### TASK OBJECTIVE
Locate each line with the string "binnen" in the listing below and copy it.

(Dataset items)
===

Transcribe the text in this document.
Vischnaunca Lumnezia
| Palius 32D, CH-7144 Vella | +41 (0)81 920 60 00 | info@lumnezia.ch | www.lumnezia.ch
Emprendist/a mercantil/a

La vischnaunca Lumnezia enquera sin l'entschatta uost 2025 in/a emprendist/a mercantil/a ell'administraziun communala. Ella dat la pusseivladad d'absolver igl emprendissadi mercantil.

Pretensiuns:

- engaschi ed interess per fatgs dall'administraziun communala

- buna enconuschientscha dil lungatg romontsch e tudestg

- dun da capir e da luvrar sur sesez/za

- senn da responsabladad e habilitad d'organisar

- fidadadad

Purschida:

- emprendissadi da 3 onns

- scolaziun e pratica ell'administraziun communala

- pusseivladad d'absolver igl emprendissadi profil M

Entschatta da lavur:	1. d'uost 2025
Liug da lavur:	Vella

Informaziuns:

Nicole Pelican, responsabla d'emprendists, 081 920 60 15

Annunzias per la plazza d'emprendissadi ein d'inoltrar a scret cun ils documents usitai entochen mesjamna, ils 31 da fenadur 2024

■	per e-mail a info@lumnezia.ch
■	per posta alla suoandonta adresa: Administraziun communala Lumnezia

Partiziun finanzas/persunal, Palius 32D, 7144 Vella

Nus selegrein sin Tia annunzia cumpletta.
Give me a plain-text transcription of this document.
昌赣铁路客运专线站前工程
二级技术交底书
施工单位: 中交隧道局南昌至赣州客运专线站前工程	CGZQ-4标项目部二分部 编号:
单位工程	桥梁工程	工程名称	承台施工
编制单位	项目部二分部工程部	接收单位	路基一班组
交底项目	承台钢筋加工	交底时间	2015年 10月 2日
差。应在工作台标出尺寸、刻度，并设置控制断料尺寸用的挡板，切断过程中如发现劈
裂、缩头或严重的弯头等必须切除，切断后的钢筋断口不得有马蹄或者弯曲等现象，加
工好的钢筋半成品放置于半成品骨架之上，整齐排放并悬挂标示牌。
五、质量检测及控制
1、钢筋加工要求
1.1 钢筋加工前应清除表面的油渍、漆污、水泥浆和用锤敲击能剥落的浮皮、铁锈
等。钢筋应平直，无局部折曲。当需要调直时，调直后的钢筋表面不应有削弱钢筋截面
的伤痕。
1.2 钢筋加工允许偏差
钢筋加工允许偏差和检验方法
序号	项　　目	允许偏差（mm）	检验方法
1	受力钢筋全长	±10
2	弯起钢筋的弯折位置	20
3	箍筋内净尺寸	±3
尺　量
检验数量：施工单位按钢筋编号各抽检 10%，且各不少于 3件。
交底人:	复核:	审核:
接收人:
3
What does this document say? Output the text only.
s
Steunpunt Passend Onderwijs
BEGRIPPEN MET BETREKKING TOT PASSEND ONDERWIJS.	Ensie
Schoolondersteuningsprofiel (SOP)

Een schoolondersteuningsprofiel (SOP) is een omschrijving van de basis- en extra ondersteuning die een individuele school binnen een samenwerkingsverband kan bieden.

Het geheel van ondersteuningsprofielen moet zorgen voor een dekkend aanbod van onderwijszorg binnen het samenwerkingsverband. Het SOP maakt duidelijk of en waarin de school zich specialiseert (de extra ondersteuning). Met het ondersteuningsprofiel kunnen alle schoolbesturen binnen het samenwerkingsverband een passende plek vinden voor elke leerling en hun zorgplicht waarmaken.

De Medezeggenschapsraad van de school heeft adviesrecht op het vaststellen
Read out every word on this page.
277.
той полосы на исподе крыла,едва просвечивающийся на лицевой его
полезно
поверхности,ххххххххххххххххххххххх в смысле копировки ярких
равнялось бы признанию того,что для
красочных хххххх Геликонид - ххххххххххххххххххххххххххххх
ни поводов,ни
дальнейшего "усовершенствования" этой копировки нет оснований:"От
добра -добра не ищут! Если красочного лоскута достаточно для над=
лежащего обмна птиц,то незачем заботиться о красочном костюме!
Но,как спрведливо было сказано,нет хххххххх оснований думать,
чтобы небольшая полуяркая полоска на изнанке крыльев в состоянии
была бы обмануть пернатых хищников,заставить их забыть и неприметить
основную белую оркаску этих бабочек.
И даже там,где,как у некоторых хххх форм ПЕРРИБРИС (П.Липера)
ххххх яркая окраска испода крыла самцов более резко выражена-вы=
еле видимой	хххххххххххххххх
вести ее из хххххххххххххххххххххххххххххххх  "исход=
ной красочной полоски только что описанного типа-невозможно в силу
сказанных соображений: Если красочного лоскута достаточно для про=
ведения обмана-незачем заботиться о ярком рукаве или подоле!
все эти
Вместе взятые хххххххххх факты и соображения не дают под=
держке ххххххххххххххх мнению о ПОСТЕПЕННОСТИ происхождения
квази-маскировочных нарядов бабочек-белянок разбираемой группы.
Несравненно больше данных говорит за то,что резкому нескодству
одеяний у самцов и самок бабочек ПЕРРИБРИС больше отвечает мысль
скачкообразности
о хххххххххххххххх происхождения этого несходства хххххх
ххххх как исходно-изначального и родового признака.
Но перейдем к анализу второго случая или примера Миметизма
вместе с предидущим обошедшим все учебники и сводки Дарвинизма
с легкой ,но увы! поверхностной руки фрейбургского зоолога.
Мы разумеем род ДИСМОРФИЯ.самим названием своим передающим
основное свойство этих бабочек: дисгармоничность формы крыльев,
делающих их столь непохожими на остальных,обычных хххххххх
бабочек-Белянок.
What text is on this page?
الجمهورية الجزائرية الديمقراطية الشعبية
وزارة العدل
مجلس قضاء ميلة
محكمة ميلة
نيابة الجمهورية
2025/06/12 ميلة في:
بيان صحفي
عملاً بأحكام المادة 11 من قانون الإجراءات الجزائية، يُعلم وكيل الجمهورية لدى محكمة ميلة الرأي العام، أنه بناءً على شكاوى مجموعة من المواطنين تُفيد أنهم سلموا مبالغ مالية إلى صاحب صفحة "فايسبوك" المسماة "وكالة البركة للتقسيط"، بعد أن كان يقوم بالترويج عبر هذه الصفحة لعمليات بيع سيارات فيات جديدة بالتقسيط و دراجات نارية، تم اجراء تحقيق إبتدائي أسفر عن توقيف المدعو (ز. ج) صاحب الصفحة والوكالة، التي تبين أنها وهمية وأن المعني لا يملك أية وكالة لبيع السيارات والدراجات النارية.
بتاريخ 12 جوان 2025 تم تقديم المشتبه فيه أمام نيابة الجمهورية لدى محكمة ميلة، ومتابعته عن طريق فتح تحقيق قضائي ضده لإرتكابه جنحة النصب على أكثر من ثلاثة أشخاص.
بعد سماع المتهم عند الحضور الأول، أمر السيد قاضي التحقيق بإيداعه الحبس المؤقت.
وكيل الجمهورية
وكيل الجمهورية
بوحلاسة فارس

===

### FULL SOLUTION
Een schoolondersteuningsprofiel (SOP) is een omschrijving van de basis- en extra ondersteuning die een individuele school binnen een samenwerkingsverband kan bieden.
Het geheel van ondersteuningsprofielen moet zorgen voor een dekkend aanbod van onderwijszorg binnen het samenwerkingsverband. Het SOP maakt duidelijk of en waarin de school zich specialiseert (de extra ondersteuning). Met het ondersteuningsprofiel kunnen alle schoolbesturen binnen het samenwerkingsverband een passende plek vinden voor elke leerling en hun zorgplicht waarmaken.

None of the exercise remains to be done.